[Collection entries]
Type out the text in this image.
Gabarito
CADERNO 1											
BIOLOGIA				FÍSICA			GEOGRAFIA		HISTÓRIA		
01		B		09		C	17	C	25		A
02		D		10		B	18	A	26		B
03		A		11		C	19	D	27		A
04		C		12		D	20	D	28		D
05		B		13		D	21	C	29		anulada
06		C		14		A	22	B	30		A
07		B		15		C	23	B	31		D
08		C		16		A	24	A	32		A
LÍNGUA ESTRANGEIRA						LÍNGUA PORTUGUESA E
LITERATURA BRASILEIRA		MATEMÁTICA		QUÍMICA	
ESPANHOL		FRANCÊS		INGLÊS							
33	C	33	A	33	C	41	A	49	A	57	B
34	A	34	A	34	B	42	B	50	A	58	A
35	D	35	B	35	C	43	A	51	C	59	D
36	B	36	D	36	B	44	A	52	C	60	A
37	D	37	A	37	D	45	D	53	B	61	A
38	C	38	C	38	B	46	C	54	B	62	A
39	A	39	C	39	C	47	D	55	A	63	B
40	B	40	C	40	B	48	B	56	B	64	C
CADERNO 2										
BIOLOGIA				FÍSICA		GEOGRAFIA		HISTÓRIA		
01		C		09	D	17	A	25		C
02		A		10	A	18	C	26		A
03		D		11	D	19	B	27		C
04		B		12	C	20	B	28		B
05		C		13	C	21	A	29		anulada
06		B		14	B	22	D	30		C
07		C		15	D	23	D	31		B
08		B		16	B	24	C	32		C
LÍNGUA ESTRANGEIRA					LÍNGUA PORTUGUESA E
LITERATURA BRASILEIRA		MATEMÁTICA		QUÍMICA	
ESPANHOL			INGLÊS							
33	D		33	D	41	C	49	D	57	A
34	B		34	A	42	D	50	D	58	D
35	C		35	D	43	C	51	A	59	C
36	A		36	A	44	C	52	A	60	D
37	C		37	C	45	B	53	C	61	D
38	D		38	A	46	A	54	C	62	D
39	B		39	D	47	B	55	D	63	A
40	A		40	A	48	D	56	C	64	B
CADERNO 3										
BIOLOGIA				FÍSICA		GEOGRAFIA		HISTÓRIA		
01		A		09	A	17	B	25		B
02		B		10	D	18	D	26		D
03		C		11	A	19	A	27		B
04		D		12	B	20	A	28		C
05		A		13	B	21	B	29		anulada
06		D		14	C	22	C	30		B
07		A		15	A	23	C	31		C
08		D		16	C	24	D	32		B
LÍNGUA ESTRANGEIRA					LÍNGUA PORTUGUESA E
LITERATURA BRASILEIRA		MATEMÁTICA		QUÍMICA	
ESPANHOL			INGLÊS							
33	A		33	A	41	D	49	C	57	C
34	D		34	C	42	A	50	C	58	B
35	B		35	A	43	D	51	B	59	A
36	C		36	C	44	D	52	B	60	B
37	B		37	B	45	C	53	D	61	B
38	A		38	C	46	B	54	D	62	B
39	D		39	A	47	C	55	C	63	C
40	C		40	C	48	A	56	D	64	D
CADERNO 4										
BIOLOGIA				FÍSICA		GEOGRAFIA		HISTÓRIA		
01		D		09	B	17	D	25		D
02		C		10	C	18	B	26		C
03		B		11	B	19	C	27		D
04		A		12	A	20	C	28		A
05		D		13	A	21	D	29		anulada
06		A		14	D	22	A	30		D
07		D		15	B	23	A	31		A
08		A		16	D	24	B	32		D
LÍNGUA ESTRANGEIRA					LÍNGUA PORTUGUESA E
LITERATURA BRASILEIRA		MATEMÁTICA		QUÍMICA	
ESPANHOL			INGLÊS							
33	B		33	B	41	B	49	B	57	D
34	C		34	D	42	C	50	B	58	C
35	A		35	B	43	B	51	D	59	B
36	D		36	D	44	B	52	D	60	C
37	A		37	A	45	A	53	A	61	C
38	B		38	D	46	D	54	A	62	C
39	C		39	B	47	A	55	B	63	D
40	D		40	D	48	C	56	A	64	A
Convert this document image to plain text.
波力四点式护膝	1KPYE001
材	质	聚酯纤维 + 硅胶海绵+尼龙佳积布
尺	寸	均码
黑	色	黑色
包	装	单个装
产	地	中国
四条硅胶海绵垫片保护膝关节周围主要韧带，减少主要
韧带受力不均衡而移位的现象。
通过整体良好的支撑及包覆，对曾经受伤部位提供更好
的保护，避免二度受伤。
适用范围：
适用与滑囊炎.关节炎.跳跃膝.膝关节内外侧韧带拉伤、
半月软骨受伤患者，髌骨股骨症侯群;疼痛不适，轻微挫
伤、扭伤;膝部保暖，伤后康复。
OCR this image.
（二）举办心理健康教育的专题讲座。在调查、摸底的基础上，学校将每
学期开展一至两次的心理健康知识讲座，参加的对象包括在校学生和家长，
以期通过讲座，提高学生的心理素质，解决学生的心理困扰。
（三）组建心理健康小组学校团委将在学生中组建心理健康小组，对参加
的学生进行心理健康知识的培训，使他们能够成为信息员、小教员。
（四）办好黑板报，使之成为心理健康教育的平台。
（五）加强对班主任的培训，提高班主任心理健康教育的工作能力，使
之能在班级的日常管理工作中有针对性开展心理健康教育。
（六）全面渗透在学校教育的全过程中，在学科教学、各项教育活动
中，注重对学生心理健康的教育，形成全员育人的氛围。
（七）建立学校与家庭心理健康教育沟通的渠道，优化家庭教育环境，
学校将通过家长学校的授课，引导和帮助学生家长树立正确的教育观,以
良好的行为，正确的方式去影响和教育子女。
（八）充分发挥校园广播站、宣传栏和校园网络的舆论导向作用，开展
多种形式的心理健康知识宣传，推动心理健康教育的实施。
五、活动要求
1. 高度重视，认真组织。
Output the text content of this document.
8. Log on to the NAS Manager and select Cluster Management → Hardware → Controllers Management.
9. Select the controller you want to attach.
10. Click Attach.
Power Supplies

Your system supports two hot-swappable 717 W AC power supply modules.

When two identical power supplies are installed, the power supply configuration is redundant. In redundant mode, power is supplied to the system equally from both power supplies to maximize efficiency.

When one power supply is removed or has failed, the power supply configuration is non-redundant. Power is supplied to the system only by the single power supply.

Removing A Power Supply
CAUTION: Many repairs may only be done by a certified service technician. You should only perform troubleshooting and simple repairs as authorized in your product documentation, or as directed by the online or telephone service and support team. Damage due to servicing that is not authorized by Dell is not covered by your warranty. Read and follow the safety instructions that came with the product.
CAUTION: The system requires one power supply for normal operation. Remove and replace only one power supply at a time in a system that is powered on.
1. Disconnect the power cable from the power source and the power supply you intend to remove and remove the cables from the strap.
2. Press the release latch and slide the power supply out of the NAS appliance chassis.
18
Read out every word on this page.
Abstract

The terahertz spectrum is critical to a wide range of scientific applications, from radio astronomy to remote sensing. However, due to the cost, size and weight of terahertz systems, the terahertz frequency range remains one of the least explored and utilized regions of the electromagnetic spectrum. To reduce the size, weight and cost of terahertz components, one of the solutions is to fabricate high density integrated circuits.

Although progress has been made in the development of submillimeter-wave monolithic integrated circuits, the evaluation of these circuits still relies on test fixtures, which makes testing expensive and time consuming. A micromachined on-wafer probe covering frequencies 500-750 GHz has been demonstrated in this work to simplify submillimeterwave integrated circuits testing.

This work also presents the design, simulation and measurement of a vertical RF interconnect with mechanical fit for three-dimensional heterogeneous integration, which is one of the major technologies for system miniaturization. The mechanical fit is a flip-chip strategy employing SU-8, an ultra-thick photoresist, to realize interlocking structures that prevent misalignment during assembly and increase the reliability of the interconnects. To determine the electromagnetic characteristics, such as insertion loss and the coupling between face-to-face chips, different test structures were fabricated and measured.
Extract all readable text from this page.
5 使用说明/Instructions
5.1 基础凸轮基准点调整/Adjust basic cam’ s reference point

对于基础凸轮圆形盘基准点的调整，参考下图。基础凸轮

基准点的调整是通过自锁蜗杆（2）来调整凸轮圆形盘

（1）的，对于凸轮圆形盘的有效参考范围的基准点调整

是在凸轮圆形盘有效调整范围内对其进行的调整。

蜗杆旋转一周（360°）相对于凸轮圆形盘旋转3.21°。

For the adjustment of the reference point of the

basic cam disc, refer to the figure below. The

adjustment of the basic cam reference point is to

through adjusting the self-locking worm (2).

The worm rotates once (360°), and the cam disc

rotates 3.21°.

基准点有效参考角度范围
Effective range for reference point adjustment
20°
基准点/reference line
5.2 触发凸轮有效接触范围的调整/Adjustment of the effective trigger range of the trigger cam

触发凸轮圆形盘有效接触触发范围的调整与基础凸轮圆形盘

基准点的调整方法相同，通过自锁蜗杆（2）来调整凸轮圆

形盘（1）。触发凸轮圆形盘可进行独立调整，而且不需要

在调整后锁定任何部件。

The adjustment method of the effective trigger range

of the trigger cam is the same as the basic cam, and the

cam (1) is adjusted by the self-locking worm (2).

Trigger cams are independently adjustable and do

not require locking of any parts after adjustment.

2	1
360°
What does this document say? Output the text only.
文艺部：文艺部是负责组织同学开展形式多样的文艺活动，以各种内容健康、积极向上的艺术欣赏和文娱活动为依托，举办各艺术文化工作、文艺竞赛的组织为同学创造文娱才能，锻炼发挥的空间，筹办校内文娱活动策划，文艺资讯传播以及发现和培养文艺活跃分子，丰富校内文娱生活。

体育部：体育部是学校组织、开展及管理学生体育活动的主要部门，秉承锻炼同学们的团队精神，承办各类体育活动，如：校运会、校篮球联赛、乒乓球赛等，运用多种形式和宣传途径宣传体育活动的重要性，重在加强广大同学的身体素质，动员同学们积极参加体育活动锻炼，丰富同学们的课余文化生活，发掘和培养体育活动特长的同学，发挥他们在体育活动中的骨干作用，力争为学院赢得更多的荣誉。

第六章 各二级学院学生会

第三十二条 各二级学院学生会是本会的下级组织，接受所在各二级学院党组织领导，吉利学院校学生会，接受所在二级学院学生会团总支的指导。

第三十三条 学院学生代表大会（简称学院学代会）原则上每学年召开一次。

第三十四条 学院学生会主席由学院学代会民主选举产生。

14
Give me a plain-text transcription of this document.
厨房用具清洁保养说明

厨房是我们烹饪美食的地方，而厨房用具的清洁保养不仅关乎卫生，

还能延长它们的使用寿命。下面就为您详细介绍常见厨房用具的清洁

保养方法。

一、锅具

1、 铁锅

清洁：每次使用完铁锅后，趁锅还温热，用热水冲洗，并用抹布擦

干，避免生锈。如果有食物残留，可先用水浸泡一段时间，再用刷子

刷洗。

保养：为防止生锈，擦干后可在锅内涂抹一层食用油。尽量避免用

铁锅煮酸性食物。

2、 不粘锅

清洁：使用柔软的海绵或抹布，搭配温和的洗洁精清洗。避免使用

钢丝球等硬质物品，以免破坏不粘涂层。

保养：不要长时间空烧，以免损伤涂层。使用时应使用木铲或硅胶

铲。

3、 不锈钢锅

**EXERCISE GOAL**
Copy out every line with the word "reference".

**WRITTEN SOLUTION**
5.1 基础凸轮基准点调整/Adjust basic cam’ s reference point
For the adjustment of the reference point of the
adjustment of the basic cam reference point is to
Effective range for reference point adjustment
基准点/reference line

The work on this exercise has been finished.